## [Problem requirements]
Pick out each line containing the string "estimée".
--- Start Extracted data ---
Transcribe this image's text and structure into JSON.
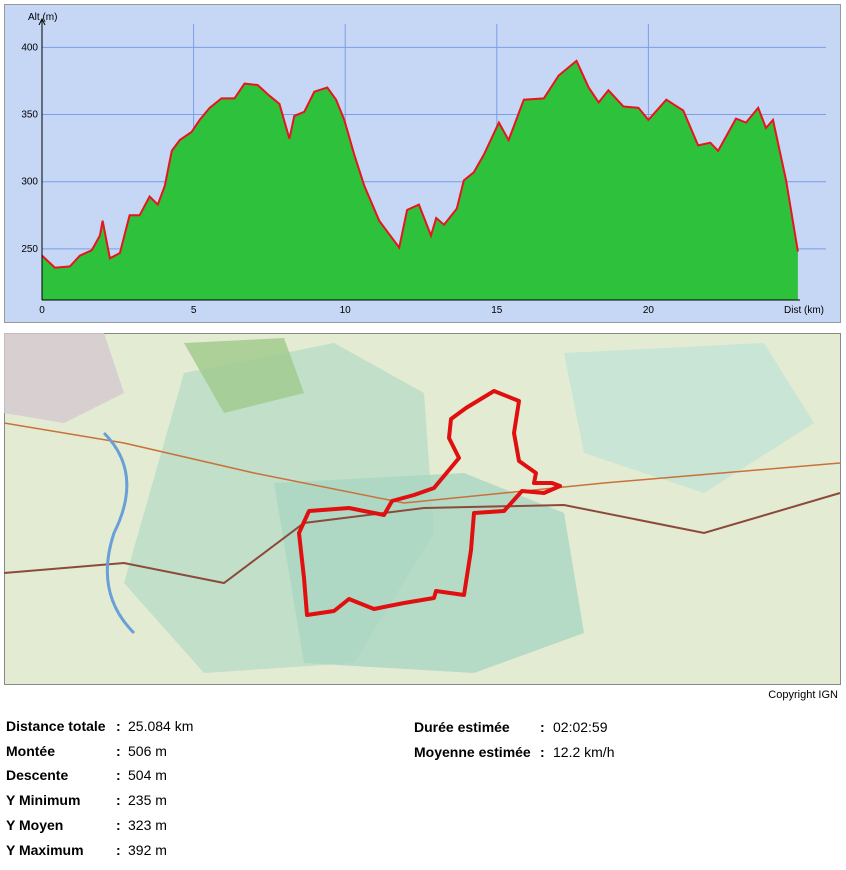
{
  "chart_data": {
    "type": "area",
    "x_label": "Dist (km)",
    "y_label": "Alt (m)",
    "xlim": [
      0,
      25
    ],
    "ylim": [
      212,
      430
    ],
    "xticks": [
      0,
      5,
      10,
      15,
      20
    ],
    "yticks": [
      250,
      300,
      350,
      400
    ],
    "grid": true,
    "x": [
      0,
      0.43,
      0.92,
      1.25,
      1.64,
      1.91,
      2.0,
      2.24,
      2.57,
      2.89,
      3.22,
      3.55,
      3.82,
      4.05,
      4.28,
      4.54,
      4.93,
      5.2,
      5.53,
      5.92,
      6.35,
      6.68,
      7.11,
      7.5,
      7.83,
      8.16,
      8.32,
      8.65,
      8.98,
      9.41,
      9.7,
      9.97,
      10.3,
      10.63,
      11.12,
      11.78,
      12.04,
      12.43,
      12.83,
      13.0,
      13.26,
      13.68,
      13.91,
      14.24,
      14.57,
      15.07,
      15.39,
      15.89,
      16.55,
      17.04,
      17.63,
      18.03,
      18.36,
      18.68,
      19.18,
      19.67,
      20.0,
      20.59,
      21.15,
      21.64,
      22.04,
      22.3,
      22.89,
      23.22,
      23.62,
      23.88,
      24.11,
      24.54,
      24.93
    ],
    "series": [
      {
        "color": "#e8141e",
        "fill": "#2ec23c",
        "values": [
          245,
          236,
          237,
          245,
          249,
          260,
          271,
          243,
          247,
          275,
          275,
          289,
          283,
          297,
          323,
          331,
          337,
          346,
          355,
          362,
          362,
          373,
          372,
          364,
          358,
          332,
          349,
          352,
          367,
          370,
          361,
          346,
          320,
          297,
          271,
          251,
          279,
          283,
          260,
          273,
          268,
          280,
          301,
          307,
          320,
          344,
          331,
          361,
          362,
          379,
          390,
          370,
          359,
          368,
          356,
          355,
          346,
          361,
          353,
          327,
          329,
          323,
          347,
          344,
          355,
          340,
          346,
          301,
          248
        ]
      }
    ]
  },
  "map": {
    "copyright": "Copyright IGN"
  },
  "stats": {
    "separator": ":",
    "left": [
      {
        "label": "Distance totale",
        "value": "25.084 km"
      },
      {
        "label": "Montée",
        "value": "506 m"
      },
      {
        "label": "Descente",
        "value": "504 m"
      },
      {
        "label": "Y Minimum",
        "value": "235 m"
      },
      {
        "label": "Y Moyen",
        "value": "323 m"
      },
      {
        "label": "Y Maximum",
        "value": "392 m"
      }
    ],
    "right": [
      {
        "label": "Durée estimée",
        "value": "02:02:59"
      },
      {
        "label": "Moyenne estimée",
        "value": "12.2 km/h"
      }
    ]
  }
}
--- End Extracted data ---
## [Solution for this problem]
        "label": "Durée estimée",
        "label": "Moyenne estimée",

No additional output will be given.